## Task requirements:
Below are some entries. Work out how many of their lines hold the word "response", and write that number alone.
[START Input data]
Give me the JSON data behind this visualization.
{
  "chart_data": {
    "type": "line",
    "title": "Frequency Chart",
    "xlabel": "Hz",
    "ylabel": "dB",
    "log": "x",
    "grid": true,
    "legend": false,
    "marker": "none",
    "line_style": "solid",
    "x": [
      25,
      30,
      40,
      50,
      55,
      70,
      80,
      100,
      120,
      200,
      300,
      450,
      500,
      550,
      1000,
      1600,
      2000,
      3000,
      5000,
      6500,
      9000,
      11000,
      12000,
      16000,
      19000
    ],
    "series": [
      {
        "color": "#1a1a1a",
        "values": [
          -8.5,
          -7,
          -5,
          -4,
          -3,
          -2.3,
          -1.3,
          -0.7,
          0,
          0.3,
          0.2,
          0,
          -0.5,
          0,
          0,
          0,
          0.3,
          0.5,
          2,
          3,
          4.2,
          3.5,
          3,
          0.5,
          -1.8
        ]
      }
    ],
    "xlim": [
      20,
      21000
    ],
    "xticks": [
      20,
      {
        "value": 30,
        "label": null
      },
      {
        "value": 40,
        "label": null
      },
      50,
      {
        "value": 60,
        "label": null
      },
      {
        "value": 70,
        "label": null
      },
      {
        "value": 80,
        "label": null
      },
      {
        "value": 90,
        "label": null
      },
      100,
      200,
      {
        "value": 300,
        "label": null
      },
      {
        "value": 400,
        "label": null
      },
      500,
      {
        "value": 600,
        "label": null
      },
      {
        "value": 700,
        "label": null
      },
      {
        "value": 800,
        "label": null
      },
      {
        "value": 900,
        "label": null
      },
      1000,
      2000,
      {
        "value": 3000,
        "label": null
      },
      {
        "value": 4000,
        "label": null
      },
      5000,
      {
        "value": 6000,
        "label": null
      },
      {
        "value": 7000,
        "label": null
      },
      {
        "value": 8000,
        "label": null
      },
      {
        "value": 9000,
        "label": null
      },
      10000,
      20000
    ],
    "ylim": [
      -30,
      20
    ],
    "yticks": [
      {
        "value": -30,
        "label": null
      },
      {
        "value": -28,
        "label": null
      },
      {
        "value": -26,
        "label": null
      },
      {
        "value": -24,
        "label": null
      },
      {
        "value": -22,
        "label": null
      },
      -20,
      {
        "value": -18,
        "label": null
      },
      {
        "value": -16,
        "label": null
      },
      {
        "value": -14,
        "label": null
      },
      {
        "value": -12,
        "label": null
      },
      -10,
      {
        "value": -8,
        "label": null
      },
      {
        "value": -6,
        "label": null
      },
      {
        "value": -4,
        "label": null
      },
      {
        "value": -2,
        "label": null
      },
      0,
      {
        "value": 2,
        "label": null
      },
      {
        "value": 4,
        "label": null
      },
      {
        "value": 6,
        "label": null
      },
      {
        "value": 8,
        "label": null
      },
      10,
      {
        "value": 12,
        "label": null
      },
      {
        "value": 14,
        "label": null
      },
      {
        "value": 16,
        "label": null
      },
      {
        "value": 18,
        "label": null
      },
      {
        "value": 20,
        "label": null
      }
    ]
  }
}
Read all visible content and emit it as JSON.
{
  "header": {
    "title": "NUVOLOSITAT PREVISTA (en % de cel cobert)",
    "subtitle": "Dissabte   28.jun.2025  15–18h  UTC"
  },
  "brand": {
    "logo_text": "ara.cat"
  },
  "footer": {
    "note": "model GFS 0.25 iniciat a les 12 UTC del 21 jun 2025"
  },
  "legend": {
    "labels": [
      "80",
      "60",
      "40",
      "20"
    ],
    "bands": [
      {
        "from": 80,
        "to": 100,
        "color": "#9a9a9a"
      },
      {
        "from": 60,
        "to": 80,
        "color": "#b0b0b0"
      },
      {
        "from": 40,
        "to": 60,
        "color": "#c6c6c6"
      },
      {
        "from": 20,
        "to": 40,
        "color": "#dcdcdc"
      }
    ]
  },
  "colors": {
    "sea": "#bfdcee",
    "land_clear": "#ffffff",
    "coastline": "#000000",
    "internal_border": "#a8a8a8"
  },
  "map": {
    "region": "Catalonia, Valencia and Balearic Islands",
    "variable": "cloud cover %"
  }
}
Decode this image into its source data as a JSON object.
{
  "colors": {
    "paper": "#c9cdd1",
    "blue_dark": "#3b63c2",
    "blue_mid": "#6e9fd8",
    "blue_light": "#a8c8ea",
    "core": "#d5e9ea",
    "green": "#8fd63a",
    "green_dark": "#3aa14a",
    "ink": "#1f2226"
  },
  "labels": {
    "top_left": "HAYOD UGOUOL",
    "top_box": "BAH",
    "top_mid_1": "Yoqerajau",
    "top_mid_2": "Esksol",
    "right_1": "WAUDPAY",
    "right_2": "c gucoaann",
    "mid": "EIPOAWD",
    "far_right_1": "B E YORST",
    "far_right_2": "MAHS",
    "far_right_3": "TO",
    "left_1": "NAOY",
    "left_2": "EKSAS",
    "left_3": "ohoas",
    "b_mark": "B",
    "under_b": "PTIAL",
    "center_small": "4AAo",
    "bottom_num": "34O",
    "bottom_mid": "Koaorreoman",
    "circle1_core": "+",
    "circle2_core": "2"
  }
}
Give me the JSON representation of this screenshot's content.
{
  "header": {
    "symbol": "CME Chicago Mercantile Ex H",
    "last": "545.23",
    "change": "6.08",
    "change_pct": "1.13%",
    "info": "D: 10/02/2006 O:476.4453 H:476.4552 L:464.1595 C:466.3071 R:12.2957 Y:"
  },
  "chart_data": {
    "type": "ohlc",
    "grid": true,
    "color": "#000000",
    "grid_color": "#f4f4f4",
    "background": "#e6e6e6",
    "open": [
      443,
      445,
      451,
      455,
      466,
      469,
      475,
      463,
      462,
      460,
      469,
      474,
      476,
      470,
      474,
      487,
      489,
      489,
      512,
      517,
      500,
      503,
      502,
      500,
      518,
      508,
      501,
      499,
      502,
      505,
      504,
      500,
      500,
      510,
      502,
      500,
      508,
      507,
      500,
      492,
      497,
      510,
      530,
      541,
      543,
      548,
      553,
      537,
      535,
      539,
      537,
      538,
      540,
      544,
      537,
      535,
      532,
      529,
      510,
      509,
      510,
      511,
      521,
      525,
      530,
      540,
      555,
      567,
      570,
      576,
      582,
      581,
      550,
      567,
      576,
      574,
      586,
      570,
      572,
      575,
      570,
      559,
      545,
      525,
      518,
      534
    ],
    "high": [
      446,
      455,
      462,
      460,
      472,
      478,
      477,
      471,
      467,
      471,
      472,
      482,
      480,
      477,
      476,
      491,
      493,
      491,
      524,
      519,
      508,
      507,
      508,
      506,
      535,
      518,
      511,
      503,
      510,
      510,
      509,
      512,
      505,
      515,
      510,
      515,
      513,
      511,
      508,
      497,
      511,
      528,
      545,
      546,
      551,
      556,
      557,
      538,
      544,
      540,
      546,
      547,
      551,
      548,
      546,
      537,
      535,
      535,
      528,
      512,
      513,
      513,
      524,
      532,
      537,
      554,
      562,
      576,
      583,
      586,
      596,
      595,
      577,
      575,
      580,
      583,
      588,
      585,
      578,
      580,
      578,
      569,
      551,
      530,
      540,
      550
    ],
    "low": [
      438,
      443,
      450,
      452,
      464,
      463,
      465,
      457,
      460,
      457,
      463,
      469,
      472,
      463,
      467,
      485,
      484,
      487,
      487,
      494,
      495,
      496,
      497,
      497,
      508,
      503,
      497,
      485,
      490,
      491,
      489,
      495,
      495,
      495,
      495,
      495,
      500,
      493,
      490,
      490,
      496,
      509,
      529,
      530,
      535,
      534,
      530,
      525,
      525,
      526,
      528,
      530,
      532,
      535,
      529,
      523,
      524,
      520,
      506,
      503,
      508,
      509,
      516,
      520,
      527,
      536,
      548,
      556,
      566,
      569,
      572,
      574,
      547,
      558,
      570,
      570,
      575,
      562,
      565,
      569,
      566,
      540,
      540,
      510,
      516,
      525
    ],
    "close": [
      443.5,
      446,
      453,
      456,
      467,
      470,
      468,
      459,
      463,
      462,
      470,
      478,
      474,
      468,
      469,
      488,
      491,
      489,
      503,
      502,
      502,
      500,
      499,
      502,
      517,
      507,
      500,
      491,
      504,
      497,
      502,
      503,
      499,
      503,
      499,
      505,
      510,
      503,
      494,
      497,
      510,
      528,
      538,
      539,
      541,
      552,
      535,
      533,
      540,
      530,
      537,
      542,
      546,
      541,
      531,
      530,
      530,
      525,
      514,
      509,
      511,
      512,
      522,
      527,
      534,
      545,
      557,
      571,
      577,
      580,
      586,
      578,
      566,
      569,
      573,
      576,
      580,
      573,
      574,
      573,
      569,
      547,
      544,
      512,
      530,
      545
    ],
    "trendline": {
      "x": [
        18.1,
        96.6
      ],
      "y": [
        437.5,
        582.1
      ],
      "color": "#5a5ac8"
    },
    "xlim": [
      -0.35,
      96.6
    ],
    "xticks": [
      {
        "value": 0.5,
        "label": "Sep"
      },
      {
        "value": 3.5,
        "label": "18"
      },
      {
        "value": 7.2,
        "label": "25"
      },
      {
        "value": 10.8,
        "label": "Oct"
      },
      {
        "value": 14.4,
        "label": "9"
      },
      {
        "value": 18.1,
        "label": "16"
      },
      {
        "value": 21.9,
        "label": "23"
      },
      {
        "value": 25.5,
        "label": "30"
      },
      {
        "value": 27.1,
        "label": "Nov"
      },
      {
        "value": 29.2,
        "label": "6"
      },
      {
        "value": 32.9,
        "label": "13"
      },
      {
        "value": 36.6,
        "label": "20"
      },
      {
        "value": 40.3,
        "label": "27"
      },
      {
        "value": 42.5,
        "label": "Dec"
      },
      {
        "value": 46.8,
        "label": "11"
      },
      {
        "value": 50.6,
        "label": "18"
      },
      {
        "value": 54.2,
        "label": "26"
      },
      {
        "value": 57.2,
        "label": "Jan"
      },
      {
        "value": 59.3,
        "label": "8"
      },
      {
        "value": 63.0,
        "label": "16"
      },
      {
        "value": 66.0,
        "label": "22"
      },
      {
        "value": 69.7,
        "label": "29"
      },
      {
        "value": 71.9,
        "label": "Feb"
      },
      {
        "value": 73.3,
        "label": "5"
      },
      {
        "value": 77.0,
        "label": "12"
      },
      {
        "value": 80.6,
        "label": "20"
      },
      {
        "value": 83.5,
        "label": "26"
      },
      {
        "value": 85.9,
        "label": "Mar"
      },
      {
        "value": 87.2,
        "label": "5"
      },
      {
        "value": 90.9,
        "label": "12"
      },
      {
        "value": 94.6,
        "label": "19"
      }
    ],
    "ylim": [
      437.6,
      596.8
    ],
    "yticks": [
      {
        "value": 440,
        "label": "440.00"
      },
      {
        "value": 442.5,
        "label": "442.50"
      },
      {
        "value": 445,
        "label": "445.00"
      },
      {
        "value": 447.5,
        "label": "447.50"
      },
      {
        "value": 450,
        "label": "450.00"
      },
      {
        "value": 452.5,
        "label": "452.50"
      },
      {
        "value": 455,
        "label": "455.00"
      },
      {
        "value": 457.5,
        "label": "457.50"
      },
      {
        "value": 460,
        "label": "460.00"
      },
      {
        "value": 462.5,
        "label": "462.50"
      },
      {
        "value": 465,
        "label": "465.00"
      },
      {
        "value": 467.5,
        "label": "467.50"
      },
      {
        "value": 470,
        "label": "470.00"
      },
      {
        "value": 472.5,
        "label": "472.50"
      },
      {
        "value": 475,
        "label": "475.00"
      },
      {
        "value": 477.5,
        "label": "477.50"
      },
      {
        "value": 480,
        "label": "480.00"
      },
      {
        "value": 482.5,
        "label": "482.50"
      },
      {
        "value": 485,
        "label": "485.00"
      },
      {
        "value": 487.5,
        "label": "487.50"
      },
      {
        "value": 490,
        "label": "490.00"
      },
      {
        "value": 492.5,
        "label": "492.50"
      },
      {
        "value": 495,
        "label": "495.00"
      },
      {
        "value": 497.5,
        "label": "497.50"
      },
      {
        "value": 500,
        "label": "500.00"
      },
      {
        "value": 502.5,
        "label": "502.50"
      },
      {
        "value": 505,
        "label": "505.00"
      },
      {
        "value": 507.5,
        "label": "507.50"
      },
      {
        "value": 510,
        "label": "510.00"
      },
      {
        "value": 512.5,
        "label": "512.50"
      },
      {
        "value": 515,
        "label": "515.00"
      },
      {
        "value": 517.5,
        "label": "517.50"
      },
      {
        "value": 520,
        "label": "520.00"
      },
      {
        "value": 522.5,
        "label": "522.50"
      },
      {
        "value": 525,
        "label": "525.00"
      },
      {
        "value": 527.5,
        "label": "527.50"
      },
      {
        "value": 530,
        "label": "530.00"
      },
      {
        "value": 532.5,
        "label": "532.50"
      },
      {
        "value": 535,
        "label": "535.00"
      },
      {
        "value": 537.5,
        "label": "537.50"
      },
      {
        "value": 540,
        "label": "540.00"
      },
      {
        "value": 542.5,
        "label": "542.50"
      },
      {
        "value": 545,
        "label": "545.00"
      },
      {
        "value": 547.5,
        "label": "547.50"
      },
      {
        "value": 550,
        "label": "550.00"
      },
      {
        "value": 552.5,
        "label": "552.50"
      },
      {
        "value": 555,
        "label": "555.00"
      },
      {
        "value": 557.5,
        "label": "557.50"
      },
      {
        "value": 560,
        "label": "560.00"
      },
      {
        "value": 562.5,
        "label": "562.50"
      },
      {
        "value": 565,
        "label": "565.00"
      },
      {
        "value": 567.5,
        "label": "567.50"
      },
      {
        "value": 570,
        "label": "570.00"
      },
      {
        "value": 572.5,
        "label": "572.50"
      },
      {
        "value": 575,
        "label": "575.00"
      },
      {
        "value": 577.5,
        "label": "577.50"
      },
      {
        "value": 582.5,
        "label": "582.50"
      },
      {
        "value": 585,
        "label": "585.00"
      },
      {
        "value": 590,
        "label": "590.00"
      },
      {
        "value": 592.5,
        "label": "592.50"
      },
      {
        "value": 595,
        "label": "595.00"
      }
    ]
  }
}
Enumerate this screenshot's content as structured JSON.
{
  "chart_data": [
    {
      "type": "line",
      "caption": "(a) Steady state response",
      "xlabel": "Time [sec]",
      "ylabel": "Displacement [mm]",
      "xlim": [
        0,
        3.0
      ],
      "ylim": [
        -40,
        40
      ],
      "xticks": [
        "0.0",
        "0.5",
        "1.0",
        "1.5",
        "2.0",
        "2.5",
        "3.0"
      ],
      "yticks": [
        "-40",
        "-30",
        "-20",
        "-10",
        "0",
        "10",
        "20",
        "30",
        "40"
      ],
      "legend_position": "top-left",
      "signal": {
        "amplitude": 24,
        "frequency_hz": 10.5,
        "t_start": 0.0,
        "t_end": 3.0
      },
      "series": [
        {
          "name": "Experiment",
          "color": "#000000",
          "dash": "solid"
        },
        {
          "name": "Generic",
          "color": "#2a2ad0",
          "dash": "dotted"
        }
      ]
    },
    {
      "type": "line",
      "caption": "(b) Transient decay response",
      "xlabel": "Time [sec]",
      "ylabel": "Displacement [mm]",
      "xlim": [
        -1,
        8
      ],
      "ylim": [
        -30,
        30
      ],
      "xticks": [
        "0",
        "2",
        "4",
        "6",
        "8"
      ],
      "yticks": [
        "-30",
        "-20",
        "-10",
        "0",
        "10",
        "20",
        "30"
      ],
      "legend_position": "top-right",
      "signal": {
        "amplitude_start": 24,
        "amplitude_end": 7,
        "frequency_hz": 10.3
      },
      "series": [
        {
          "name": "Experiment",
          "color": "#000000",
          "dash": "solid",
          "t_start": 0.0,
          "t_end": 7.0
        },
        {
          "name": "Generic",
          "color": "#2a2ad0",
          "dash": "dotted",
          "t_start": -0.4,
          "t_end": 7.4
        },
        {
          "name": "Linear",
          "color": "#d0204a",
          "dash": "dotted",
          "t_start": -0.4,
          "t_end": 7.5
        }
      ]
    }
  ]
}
[END Input data]
## The answer:
2